▶ _Given request_:
Count how many lines hold the string "pouvoir", and give only that number.

▶ _Record set_:

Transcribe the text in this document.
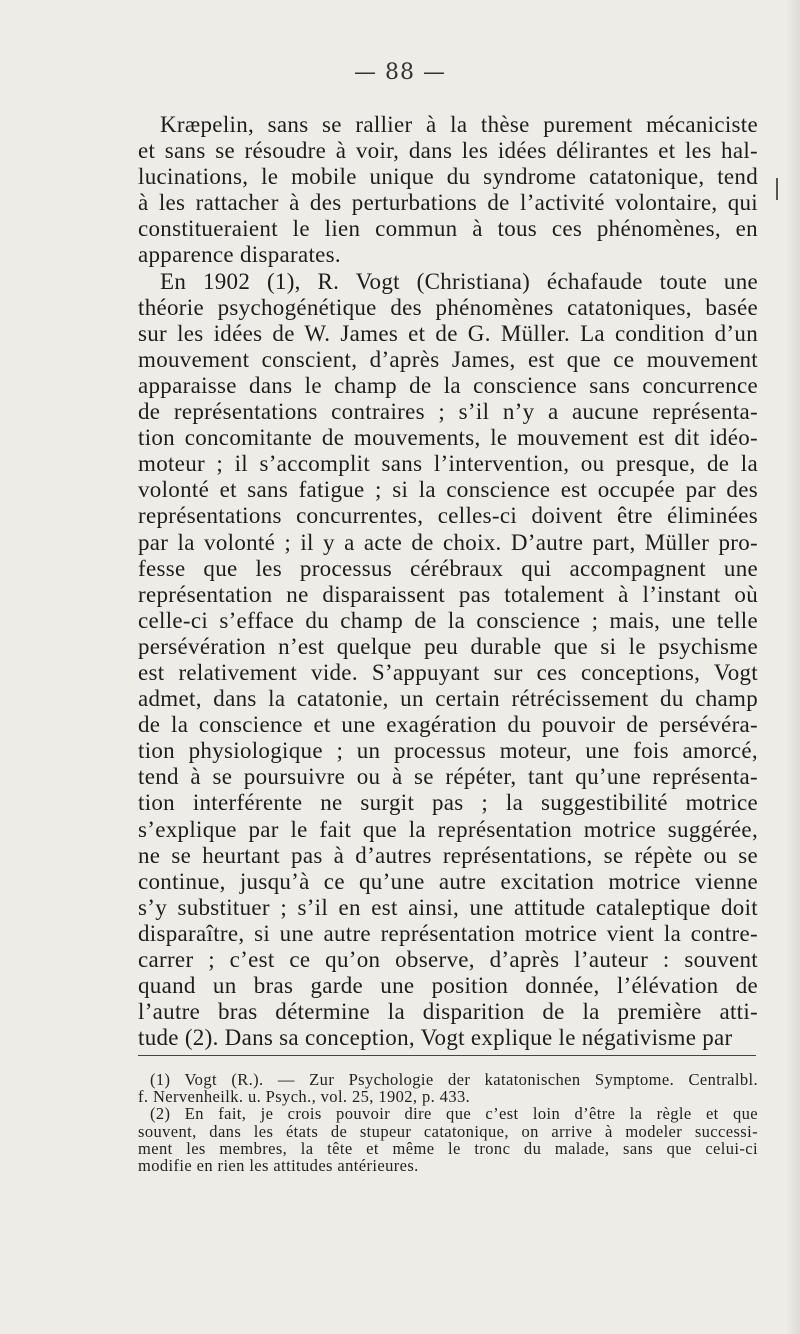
— 88 —
Kræpelin, sans se rallier à la thèse purement mécaniciste
et sans se résoudre à voir, dans les idées délirantes et les hal-
lucinations, le mobile unique du syndrome catatonique, tend
à les rattacher à des perturbations de l’activité volontaire, qui
constitueraient le lien commun à tous ces phénomènes, en
apparence disparates.
En 1902 (1), R. Vogt (Christiana) échafaude toute une
théorie psychogénétique des phénomènes catatoniques, basée
sur les idées de W. James et de G. Müller. La condition d’un
mouvement conscient, d’après James, est que ce mouvement
apparaisse dans le champ de la conscience sans concurrence
de représentations contraires ; s’il n’y a aucune représenta-
tion concomitante de mouvements, le mouvement est dit idéo-
moteur ; il s’accomplit sans l’intervention, ou presque, de la
volonté et sans fatigue ; si la conscience est occupée par des
représentations concurrentes, celles-ci doivent être éliminées
par la volonté ; il y a acte de choix. D’autre part, Müller pro-
fesse que les processus cérébraux qui accompagnent une
représentation ne disparaissent pas totalement à l’instant où
celle-ci s’efface du champ de la conscience ; mais, une telle
persévération n’est quelque peu durable que si le psychisme
est relativement vide. S’appuyant sur ces conceptions, Vogt
admet, dans la catatonie, un certain rétrécissement du champ
de la conscience et une exagération du pouvoir de persévéra-
tion physiologique ; un processus moteur, une fois amorcé,
tend à se poursuivre ou à se répéter, tant qu’une représenta-
tion interférente ne surgit pas ; la suggestibilité motrice
s’explique par le fait que la représentation motrice suggérée,
ne se heurtant pas à d’autres représentations, se répète ou se
continue, jusqu’à ce qu’une autre excitation motrice vienne
s’y substituer ; s’il en est ainsi, une attitude cataleptique doit
disparaître, si une autre représentation motrice vient la contre-
carrer ; c’est ce qu’on observe, d’après l’auteur : souvent
quand un bras garde une position donnée, l’élévation de
l’autre bras détermine la disparition de la première atti-
tude (2). Dans sa conception, Vogt explique le négativisme par
(1) Vogt (R.). — Zur Psychologie der katatonischen Symptome. Centralbl.
f. Nervenheilk. u. Psych., vol. 25, 1902, p. 433.
(2) En fait, je crois pouvoir dire que c’est loin d’être la règle et que
souvent, dans les états de stupeur catatonique, on arrive à modeler successi-
ment les membres, la tête et même le tronc du malade, sans que celui-ci
modifie en rien les attitudes antérieures.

▶ _Complete answer_:
2